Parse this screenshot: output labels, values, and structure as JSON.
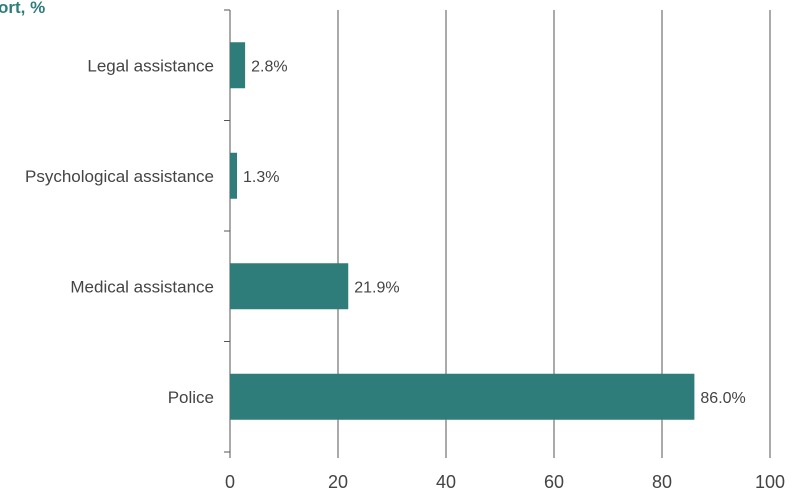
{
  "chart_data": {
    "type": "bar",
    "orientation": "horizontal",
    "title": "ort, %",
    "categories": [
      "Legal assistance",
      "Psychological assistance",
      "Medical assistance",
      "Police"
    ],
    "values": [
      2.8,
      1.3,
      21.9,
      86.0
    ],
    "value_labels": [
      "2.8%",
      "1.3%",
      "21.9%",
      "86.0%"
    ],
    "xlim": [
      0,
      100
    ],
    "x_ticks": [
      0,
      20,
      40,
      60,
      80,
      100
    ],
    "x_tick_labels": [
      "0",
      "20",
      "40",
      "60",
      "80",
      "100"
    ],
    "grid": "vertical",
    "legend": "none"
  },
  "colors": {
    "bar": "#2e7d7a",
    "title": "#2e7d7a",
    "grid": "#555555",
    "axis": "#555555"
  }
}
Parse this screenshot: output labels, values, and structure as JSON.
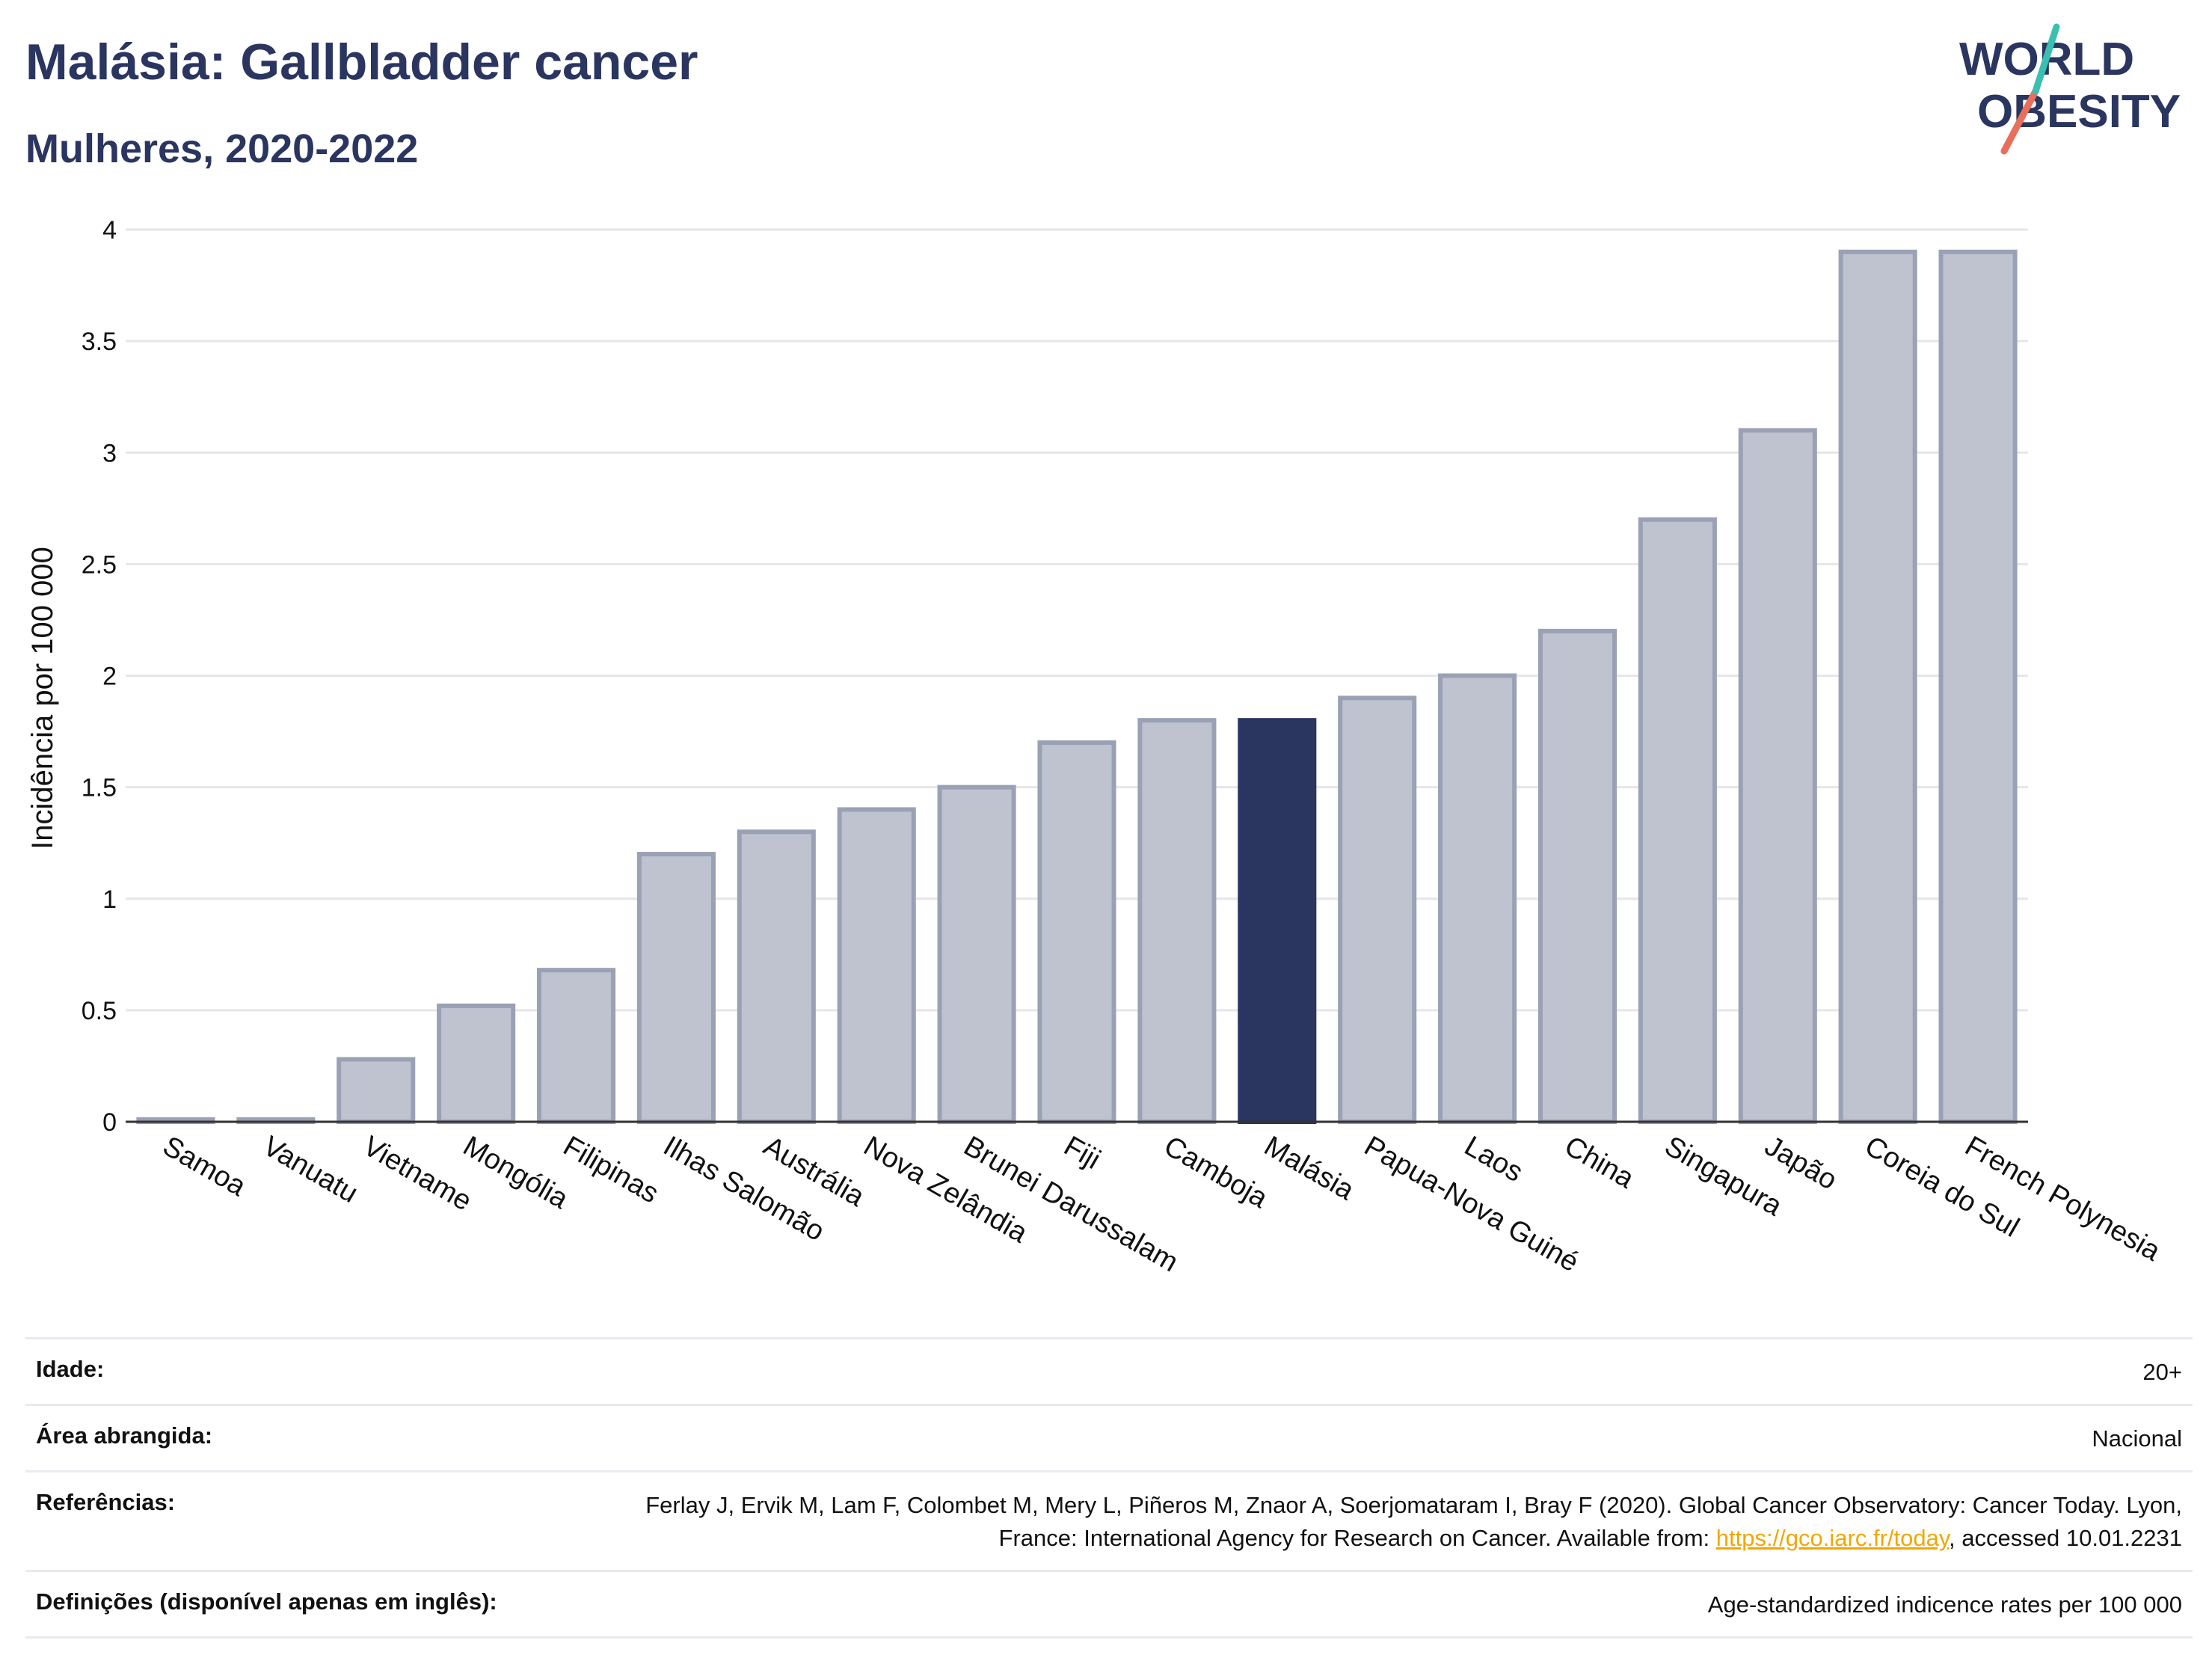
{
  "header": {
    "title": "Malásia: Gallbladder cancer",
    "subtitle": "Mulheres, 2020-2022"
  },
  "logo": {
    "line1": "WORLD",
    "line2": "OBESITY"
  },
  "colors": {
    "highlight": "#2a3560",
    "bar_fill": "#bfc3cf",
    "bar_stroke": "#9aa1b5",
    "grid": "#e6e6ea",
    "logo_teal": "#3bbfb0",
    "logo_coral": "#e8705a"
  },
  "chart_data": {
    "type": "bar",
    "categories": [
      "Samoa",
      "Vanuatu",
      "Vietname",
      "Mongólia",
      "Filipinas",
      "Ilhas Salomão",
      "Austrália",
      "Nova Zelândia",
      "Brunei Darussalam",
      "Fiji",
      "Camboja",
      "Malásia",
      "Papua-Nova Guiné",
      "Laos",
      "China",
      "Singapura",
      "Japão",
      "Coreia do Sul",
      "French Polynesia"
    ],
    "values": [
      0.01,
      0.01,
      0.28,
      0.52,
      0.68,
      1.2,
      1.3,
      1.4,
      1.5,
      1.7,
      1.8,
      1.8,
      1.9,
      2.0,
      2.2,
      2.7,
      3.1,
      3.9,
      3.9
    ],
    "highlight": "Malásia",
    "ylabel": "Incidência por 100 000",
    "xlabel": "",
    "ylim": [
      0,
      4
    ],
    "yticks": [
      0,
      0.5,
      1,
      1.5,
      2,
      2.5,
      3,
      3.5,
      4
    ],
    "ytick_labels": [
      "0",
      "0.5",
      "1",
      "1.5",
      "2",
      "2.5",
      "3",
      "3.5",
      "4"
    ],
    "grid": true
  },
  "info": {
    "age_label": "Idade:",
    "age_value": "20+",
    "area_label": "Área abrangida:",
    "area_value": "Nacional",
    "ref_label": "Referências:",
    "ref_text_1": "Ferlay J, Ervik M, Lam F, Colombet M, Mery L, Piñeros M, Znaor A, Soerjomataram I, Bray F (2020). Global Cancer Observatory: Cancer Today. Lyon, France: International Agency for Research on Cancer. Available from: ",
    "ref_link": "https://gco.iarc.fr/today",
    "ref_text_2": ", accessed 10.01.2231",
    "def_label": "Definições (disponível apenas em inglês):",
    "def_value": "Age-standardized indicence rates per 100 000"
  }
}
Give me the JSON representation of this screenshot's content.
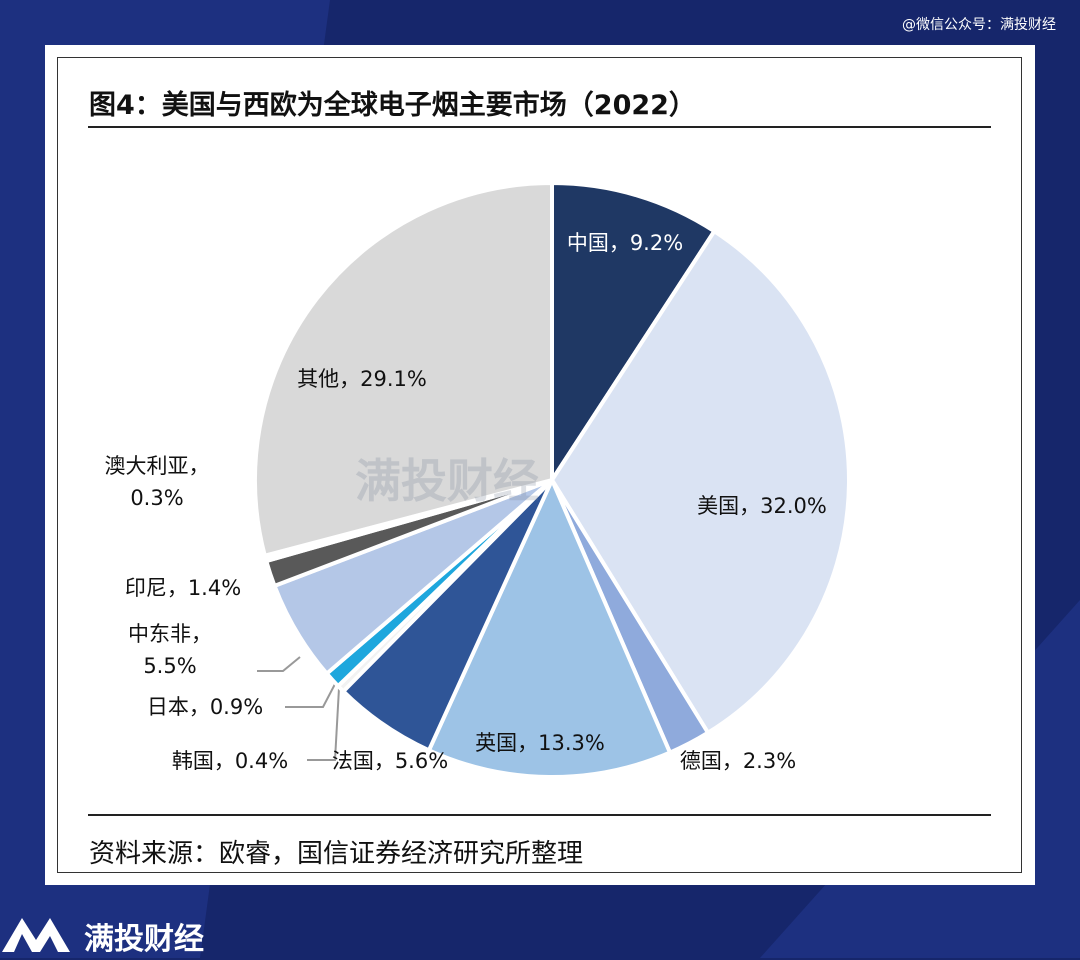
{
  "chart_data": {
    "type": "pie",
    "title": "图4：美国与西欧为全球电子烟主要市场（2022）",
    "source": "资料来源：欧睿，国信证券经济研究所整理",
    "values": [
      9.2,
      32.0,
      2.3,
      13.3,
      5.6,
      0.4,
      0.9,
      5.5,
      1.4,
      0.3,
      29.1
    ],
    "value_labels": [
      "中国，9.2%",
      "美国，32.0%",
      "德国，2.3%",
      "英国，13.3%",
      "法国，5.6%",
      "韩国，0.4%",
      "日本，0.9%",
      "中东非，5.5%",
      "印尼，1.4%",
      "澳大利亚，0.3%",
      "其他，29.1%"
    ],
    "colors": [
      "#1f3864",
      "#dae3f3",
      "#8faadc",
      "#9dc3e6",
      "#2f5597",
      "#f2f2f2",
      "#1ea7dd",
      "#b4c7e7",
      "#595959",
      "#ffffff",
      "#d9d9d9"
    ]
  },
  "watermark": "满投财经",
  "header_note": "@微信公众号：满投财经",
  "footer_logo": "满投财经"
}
★ ★ ★ ★
Each line of the material must be retyped exactly, except that images are omitted.

■ Full response
Parse this screenshot: output labels, values, and structure as JSON.
{
  "chart_data": {
    "type": "bar",
    "orientation": "horizontal",
    "title": "ort, %",
    "categories": [
      "Legal assistance",
      "Psychological assistance",
      "Medical assistance",
      "Police"
    ],
    "values": [
      2.8,
      1.3,
      21.9,
      86.0
    ],
    "value_labels": [
      "2.8%",
      "1.3%",
      "21.9%",
      "86.0%"
    ],
    "xlim": [
      0,
      100
    ],
    "x_ticks": [
      0,
      20,
      40,
      60,
      80,
      100
    ],
    "x_tick_labels": [
      "0",
      "20",
      "40",
      "60",
      "80",
      "100"
    ],
    "grid": "vertical",
    "legend": "none"
  },
  "colors": {
    "bar": "#2e7d7a",
    "title": "#2e7d7a",
    "grid": "#555555",
    "axis": "#555555"
  }
}
Parse this screenshot: output labels, values, and structure as JSON.
{
  "header": {
    "title": "Malásia: Gallbladder cancer",
    "subtitle": "Mulheres, 2020-2022"
  },
  "logo": {
    "line1": "WORLD",
    "line2": "OBESITY"
  },
  "colors": {
    "highlight": "#2a3560",
    "bar_fill": "#bfc3cf",
    "bar_stroke": "#9aa1b5",
    "grid": "#e6e6ea",
    "logo_teal": "#3bbfb0",
    "logo_coral": "#e8705a"
  },
  "chart_data": {
    "type": "bar",
    "categories": [
      "Samoa",
      "Vanuatu",
      "Vietname",
      "Mongólia",
      "Filipinas",
      "Ilhas Salomão",
      "Austrália",
      "Nova Zelândia",
      "Brunei Darussalam",
      "Fiji",
      "Camboja",
      "Malásia",
      "Papua-Nova Guiné",
      "Laos",
      "China",
      "Singapura",
      "Japão",
      "Coreia do Sul",
      "French Polynesia"
    ],
    "values": [
      0.01,
      0.01,
      0.28,
      0.52,
      0.68,
      1.2,
      1.3,
      1.4,
      1.5,
      1.7,
      1.8,
      1.8,
      1.9,
      2.0,
      2.2,
      2.7,
      3.1,
      3.9,
      3.9
    ],
    "highlight": "Malásia",
    "ylabel": "Incidência por 100 000",
    "xlabel": "",
    "ylim": [
      0,
      4
    ],
    "yticks": [
      0,
      0.5,
      1,
      1.5,
      2,
      2.5,
      3,
      3.5,
      4
    ],
    "ytick_labels": [
      "0",
      "0.5",
      "1",
      "1.5",
      "2",
      "2.5",
      "3",
      "3.5",
      "4"
    ],
    "grid": true
  },
  "info": {
    "age_label": "Idade:",
    "age_value": "20+",
    "area_label": "Área abrangida:",
    "area_value": "Nacional",
    "ref_label": "Referências:",
    "ref_text_1": "Ferlay J, Ervik M, Lam F, Colombet M, Mery L, Piñeros M, Znaor A, Soerjomataram I, Bray F (2020). Global Cancer Observatory: Cancer Today. Lyon, France: International Agency for Research on Cancer. Available from: ",
    "ref_link": "https://gco.iarc.fr/today",
    "ref_text_2": ", accessed 10.01.2231",
    "def_label": "Definições (disponível apenas em inglês):",
    "def_value": "Age-standardized indicence rates per 100 000"
  }
}
Give me the JSON representation of this screenshot's content.
{
  "chart_data": {
    "type": "pie",
    "title": "图4：美国与西欧为全球电子烟主要市场（2022）",
    "source": "资料来源：欧睿，国信证券经济研究所整理",
    "values": [
      9.2,
      32.0,
      2.3,
      13.3,
      5.6,
      0.4,
      0.9,
      5.5,
      1.4,
      0.3,
      29.1
    ],
    "value_labels": [
      "中国，9.2%",
      "美国，32.0%",
      "德国，2.3%",
      "英国，13.3%",
      "法国，5.6%",
      "韩国，0.4%",
      "日本，0.9%",
      "中东非，5.5%",
      "印尼，1.4%",
      "澳大利亚，0.3%",
      "其他，29.1%"
    ],
    "colors": [
      "#1f3864",
      "#dae3f3",
      "#8faadc",
      "#9dc3e6",
      "#2f5597",
      "#f2f2f2",
      "#1ea7dd",
      "#b4c7e7",
      "#595959",
      "#ffffff",
      "#d9d9d9"
    ]
  },
  "watermark": "满投财经",
  "header_note": "@微信公众号：满投财经",
  "footer_logo": "满投财经"
}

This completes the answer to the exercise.